GIVEN PROBLEM -
Skip the pictures. Reproduce all other material exactly.

DATASET -
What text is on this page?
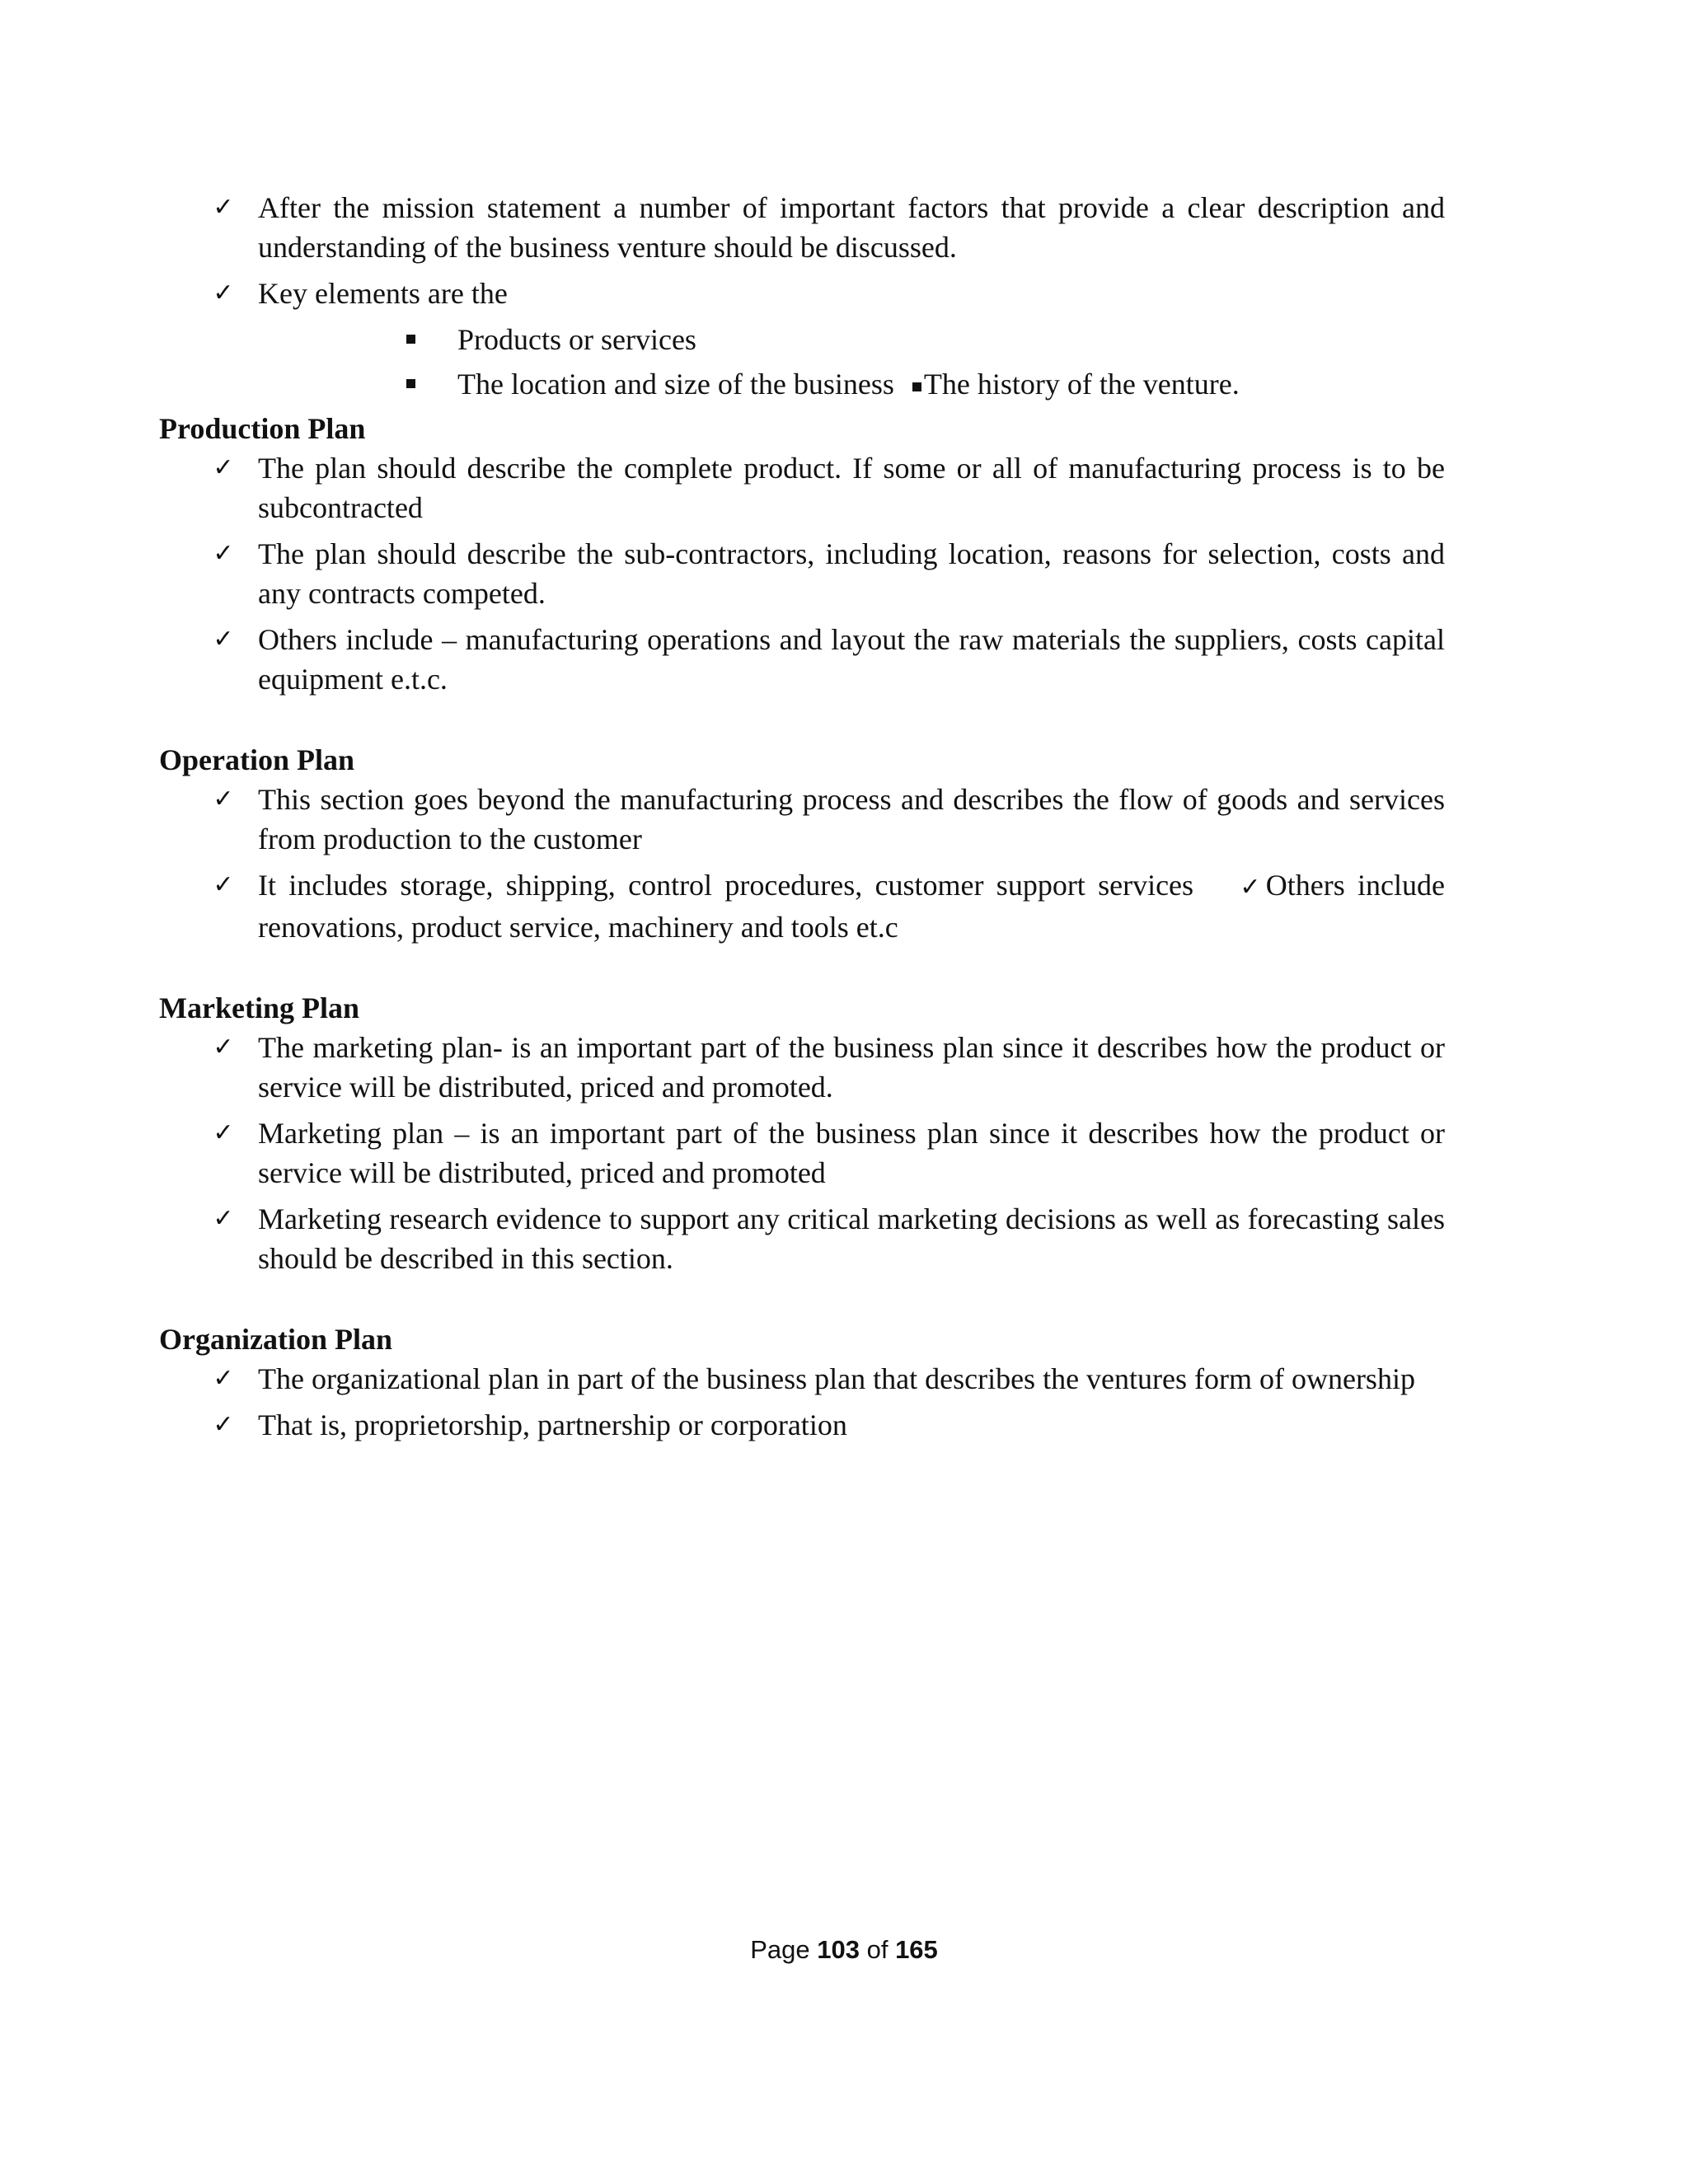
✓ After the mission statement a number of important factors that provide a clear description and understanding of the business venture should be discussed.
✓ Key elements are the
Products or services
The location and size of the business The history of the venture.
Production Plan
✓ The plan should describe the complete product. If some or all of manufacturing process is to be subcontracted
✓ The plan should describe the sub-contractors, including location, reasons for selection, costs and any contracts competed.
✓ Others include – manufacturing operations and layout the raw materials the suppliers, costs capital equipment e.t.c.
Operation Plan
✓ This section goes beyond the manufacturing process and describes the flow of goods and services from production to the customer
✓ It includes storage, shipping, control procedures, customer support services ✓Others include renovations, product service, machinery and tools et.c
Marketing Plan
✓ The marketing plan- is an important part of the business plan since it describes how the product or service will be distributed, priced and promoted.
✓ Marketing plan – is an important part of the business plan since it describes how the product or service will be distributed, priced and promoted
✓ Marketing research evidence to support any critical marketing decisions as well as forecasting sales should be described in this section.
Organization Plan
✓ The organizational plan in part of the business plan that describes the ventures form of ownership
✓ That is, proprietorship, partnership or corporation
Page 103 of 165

RESULT -
What text is on this page?
✓ After the mission statement a number of important factors that provide a clear description and understanding of the business venture should be discussed.
✓ Key elements are the
Products or services
The location and size of the business The history of the venture.
Production Plan
✓ The plan should describe the complete product. If some or all of manufacturing process is to be subcontracted
✓ The plan should describe the sub-contractors, including location, reasons for selection, costs and any contracts competed.
✓ Others include – manufacturing operations and layout the raw materials the suppliers, costs capital equipment e.t.c.
Operation Plan
✓ This section goes beyond the manufacturing process and describes the flow of goods and services from production to the customer
✓ It includes storage, shipping, control procedures, customer support services ✓Others include renovations, product service, machinery and tools et.c
Marketing Plan
✓ The marketing plan- is an important part of the business plan since it describes how the product or service will be distributed, priced and promoted.
✓ Marketing plan – is an important part of the business plan since it describes how the product or service will be distributed, priced and promoted
✓ Marketing research evidence to support any critical marketing decisions as well as forecasting sales should be described in this section.
Organization Plan
✓ The organizational plan in part of the business plan that describes the ventures form of ownership
✓ That is, proprietorship, partnership or corporation
Page 103 of 165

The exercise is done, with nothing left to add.